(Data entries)
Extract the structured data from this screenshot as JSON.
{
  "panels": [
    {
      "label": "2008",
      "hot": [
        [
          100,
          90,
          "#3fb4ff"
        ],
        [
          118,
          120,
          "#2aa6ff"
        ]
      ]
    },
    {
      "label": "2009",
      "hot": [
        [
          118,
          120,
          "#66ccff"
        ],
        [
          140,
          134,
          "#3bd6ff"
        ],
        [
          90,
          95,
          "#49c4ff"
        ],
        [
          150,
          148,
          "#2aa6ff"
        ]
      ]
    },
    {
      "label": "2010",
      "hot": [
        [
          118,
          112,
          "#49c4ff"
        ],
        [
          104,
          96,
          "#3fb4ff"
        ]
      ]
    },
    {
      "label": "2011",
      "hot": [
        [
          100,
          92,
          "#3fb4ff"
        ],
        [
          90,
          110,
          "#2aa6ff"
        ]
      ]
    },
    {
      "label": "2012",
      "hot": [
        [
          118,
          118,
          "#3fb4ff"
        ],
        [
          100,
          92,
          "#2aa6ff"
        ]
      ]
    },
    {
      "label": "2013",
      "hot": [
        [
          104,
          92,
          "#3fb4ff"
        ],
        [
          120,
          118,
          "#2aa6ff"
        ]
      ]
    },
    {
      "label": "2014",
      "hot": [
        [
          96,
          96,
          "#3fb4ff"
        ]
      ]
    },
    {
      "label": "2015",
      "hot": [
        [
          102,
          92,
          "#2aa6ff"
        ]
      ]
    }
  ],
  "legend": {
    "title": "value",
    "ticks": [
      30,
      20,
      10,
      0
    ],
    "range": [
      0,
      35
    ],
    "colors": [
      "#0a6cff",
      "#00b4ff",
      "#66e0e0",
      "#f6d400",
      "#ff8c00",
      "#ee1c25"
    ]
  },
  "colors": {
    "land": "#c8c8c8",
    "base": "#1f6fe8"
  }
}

### Task objective
Repeat the material above in full, quoting it exactly.

### Task result
Extract the structured data from this screenshot as JSON.
{
  "panels": [
    {
      "label": "2008",
      "hot": [
        [
          100,
          90,
          "#3fb4ff"
        ],
        [
          118,
          120,
          "#2aa6ff"
        ]
      ]
    },
    {
      "label": "2009",
      "hot": [
        [
          118,
          120,
          "#66ccff"
        ],
        [
          140,
          134,
          "#3bd6ff"
        ],
        [
          90,
          95,
          "#49c4ff"
        ],
        [
          150,
          148,
          "#2aa6ff"
        ]
      ]
    },
    {
      "label": "2010",
      "hot": [
        [
          118,
          112,
          "#49c4ff"
        ],
        [
          104,
          96,
          "#3fb4ff"
        ]
      ]
    },
    {
      "label": "2011",
      "hot": [
        [
          100,
          92,
          "#3fb4ff"
        ],
        [
          90,
          110,
          "#2aa6ff"
        ]
      ]
    },
    {
      "label": "2012",
      "hot": [
        [
          118,
          118,
          "#3fb4ff"
        ],
        [
          100,
          92,
          "#2aa6ff"
        ]
      ]
    },
    {
      "label": "2013",
      "hot": [
        [
          104,
          92,
          "#3fb4ff"
        ],
        [
          120,
          118,
          "#2aa6ff"
        ]
      ]
    },
    {
      "label": "2014",
      "hot": [
        [
          96,
          96,
          "#3fb4ff"
        ]
      ]
    },
    {
      "label": "2015",
      "hot": [
        [
          102,
          92,
          "#2aa6ff"
        ]
      ]
    }
  ],
  "legend": {
    "title": "value",
    "ticks": [
      30,
      20,
      10,
      0
    ],
    "range": [
      0,
      35
    ],
    "colors": [
      "#0a6cff",
      "#00b4ff",
      "#66e0e0",
      "#f6d400",
      "#ff8c00",
      "#ee1c25"
    ]
  },
  "colors": {
    "land": "#c8c8c8",
    "base": "#1f6fe8"
  }
}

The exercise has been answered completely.